* TASK DETAILS:
Collect from the data below each line with "text".

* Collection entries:
+--
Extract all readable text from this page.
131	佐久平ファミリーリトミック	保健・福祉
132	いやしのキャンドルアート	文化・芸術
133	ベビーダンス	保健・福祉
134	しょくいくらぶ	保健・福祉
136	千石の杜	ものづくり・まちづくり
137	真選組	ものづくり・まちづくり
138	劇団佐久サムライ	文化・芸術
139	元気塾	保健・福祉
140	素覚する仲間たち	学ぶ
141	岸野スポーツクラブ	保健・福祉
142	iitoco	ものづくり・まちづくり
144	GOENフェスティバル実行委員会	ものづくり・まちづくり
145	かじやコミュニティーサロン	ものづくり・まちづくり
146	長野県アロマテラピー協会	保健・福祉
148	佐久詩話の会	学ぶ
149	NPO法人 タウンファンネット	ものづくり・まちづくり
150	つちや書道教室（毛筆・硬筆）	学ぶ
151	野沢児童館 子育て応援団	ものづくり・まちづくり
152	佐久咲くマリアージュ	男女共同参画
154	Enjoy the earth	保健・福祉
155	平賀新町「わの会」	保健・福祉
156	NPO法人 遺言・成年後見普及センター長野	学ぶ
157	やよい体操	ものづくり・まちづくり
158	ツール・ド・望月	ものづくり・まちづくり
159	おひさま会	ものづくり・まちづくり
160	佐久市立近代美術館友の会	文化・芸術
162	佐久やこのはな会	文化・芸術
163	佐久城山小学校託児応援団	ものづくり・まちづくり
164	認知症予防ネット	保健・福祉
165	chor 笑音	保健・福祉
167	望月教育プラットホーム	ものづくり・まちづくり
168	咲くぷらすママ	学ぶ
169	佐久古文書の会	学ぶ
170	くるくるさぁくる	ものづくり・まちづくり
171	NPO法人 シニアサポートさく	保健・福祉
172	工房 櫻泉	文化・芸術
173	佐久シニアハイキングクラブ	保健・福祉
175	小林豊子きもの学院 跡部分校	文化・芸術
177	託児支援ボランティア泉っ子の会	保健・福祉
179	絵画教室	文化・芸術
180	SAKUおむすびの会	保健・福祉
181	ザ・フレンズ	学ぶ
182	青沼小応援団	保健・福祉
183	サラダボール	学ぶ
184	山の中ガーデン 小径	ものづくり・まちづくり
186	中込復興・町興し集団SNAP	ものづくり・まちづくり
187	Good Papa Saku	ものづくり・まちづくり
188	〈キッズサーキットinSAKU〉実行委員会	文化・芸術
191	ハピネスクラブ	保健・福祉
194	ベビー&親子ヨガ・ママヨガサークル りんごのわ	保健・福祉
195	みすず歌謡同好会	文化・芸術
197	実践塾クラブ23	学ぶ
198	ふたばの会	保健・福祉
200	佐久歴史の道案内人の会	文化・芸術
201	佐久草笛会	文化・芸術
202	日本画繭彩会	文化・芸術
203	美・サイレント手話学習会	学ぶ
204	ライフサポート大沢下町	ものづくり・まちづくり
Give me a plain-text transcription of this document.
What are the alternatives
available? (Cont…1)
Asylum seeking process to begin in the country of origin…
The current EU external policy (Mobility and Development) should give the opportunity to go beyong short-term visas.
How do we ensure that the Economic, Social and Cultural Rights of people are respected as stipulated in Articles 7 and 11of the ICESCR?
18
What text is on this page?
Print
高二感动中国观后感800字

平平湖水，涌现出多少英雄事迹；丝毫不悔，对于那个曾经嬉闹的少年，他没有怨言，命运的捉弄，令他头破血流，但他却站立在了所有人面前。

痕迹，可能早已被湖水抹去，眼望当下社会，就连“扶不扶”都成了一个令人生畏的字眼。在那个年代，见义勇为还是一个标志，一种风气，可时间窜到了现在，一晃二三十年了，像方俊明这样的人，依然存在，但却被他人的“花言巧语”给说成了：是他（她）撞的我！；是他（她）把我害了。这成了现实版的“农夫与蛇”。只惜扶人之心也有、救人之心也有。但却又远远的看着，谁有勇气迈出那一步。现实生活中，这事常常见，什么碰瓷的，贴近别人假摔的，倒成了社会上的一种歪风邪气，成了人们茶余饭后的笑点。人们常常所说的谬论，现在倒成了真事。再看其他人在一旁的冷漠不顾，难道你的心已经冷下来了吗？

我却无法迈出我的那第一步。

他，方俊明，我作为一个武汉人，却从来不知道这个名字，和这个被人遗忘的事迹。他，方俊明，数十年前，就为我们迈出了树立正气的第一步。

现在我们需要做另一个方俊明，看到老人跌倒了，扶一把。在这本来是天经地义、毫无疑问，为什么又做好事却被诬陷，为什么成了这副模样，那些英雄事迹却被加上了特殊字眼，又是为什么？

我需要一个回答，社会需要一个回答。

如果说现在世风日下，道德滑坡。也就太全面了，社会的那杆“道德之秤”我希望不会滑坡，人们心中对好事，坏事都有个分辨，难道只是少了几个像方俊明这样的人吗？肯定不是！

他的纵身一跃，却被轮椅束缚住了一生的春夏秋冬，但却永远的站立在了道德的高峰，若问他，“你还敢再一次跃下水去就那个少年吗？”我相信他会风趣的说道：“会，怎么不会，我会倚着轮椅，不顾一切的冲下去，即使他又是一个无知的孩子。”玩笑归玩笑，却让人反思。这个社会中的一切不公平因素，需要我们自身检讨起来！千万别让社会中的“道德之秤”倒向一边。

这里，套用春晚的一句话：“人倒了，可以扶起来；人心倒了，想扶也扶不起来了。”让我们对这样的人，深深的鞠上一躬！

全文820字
+--
* ANSWER TO THIS PROBLEM:
Extract all readable text from this page.
Give me a plain-text transcription of this document.
What text is on this page?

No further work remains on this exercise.